If a line holds an image, leave the image out; write out everything else in the records exactly.

### Supplied data
Segment Open

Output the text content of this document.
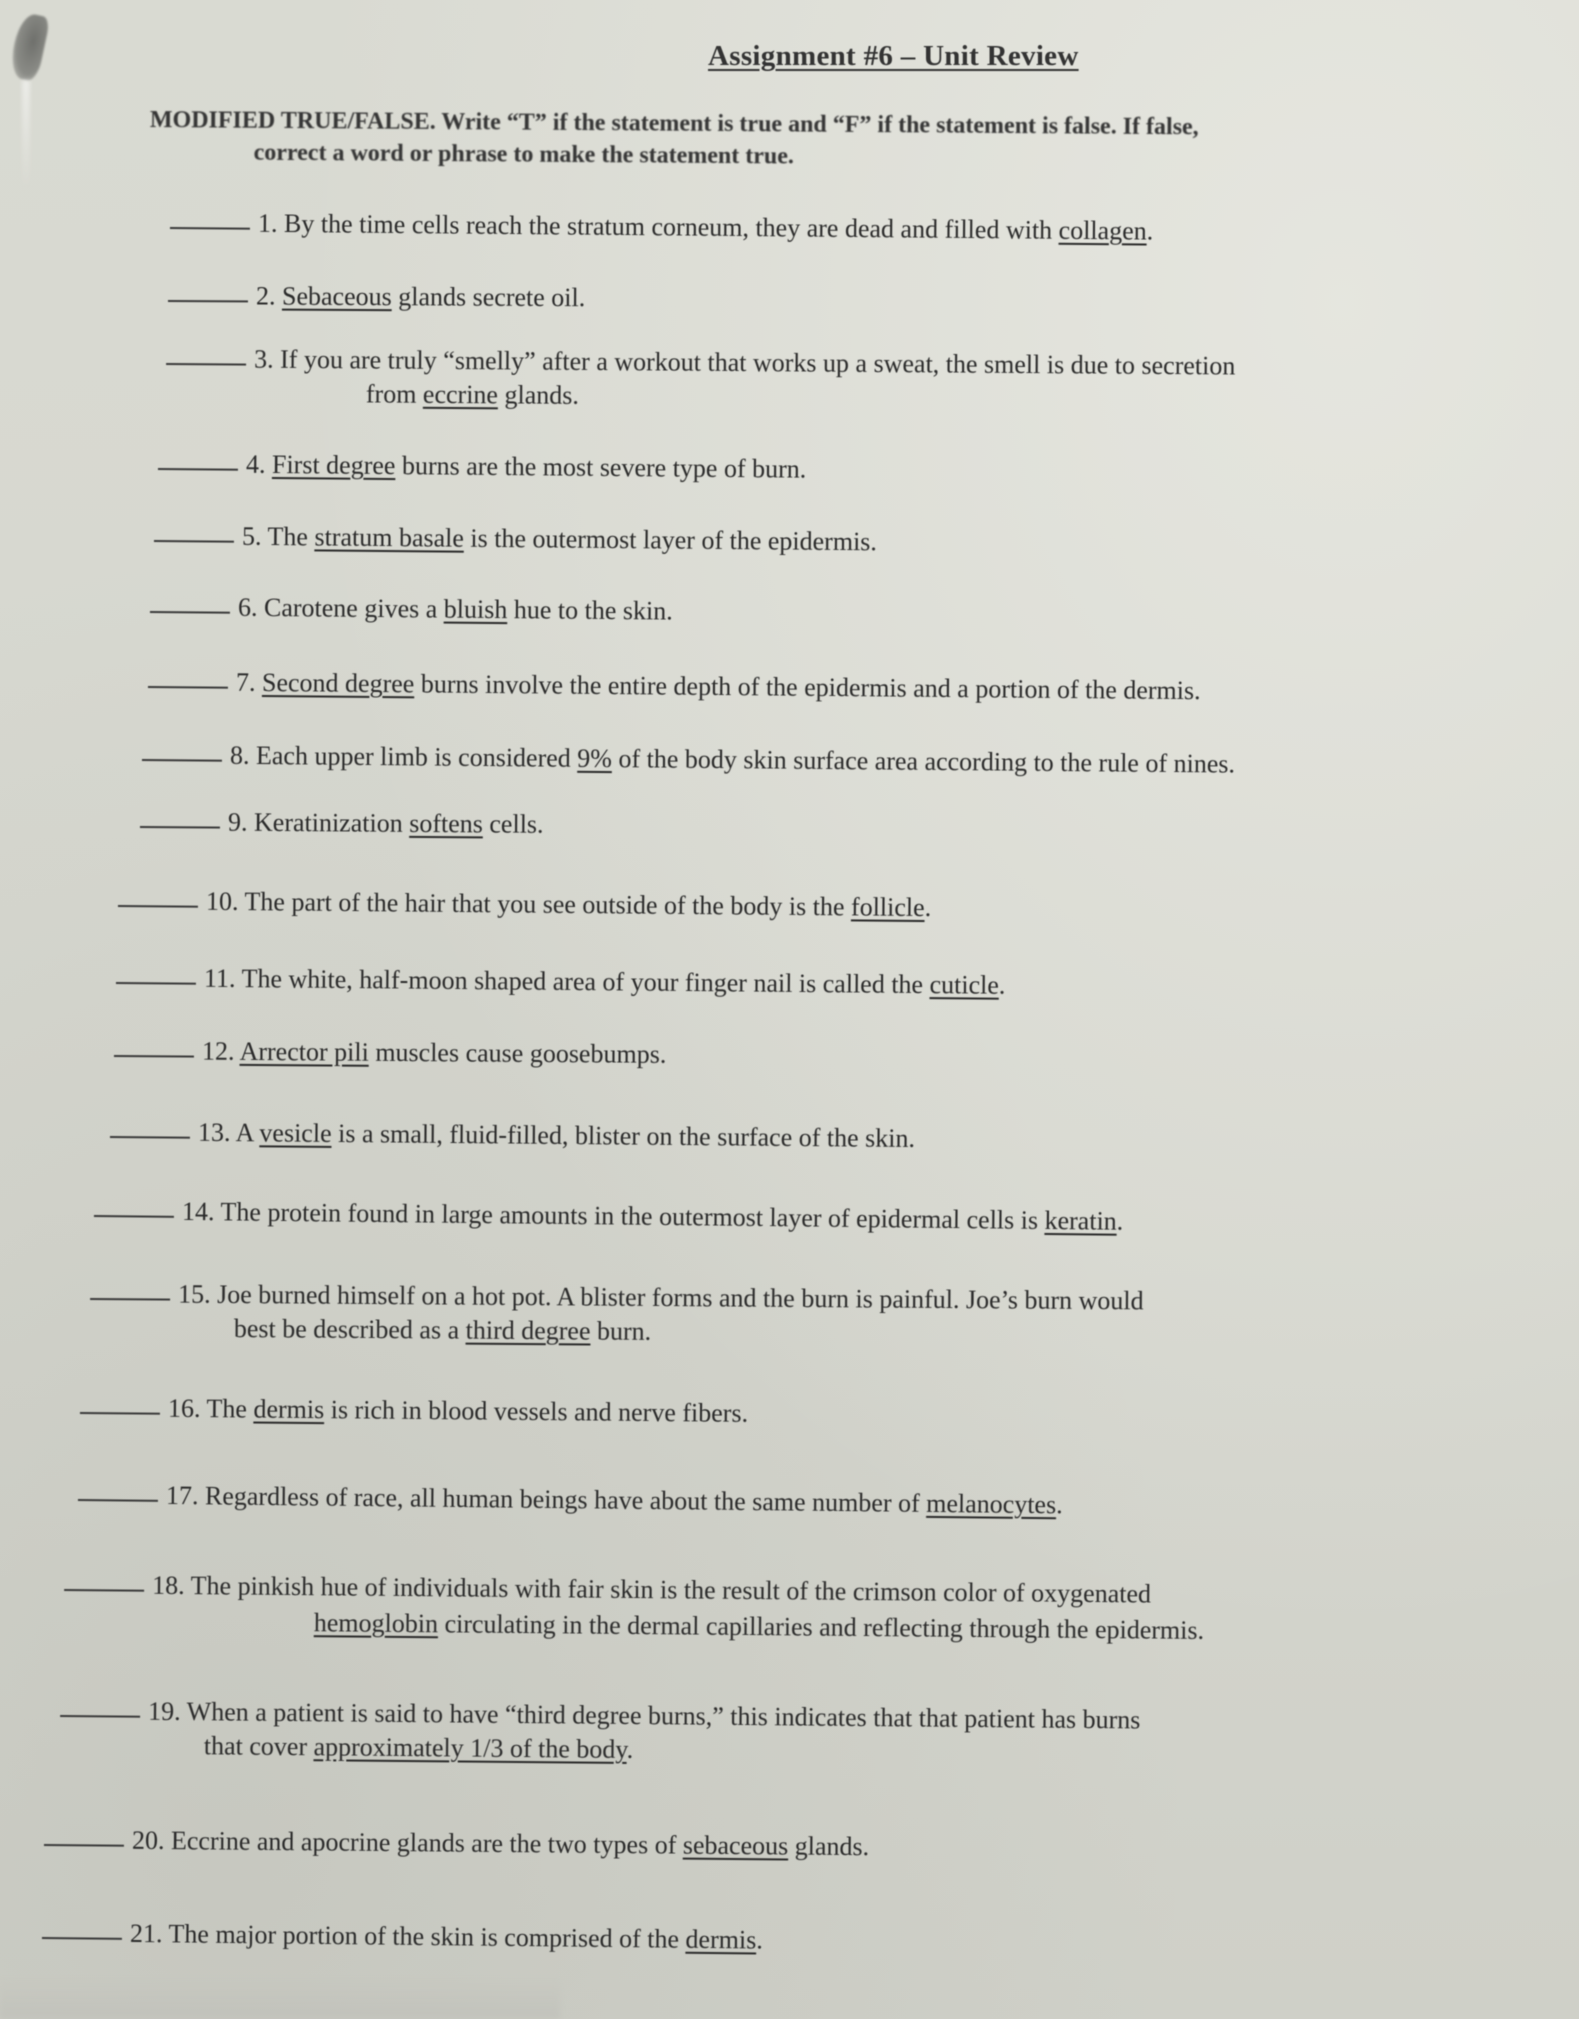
Assignment #6 – Unit Review
MODIFIED TRUE/FALSE. Write “T” if the statement is true and “F” if the statement is false. If false,
correct a word or phrase to make the statement true.
1. By the time cells reach the stratum corneum, they are dead and filled with collagen.
2. Sebaceous glands secrete oil.
3. If you are truly “smelly” after a workout that works up a sweat, the smell is due to secretion
from eccrine glands.
4. First degree burns are the most severe type of burn.
5. The stratum basale is the outermost layer of the epidermis.
6. Carotene gives a bluish hue to the skin.
7. Second degree burns involve the entire depth of the epidermis and a portion of the dermis.
8. Each upper limb is considered 9% of the body skin surface area according to the rule of nines.
9. Keratinization softens cells.
10. The part of the hair that you see outside of the body is the follicle.
11. The white, half-moon shaped area of your finger nail is called the cuticle.
12. Arrector pili muscles cause goosebumps.
13. A vesicle is a small, fluid-filled, blister on the surface of the skin.
14. The protein found in large amounts in the outermost layer of epidermal cells is keratin.
15. Joe burned himself on a hot pot. A blister forms and the burn is painful. Joe’s burn would
best be described as a third degree burn.
16. The dermis is rich in blood vessels and nerve fibers.
17. Regardless of race, all human beings have about the same number of melanocytes.
18. The pinkish hue of individuals with fair skin is the result of the crimson color of oxygenated
hemoglobin circulating in the dermal capillaries and reflecting through the epidermis.
19. When a patient is said to have “third degree burns,” this indicates that that patient has burns
that cover approximately 1/3 of the body.
20. Eccrine and apocrine glands are the two types of sebaceous glands.
21. The major portion of the skin is comprised of the dermis.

Segment Closed

### The completed task
Output the text content of this document.
Assignment #6 – Unit Review
MODIFIED TRUE/FALSE. Write “T” if the statement is true and “F” if the statement is false. If false,
correct a word or phrase to make the statement true.
1. By the time cells reach the stratum corneum, they are dead and filled with collagen.
2. Sebaceous glands secrete oil.
3. If you are truly “smelly” after a workout that works up a sweat, the smell is due to secretion
from eccrine glands.
4. First degree burns are the most severe type of burn.
5. The stratum basale is the outermost layer of the epidermis.
6. Carotene gives a bluish hue to the skin.
7. Second degree burns involve the entire depth of the epidermis and a portion of the dermis.
8. Each upper limb is considered 9% of the body skin surface area according to the rule of nines.
9. Keratinization softens cells.
10. The part of the hair that you see outside of the body is the follicle.
11. The white, half-moon shaped area of your finger nail is called the cuticle.
12. Arrector pili muscles cause goosebumps.
13. A vesicle is a small, fluid-filled, blister on the surface of the skin.
14. The protein found in large amounts in the outermost layer of epidermal cells is keratin.
15. Joe burned himself on a hot pot. A blister forms and the burn is painful. Joe’s burn would
best be described as a third degree burn.
16. The dermis is rich in blood vessels and nerve fibers.
17. Regardless of race, all human beings have about the same number of melanocytes.
18. The pinkish hue of individuals with fair skin is the result of the crimson color of oxygenated
hemoglobin circulating in the dermal capillaries and reflecting through the epidermis.
19. When a patient is said to have “third degree burns,” this indicates that that patient has burns
that cover approximately 1/3 of the body.
20. Eccrine and apocrine glands are the two types of sebaceous glands.
21. The major portion of the skin is comprised of the dermis.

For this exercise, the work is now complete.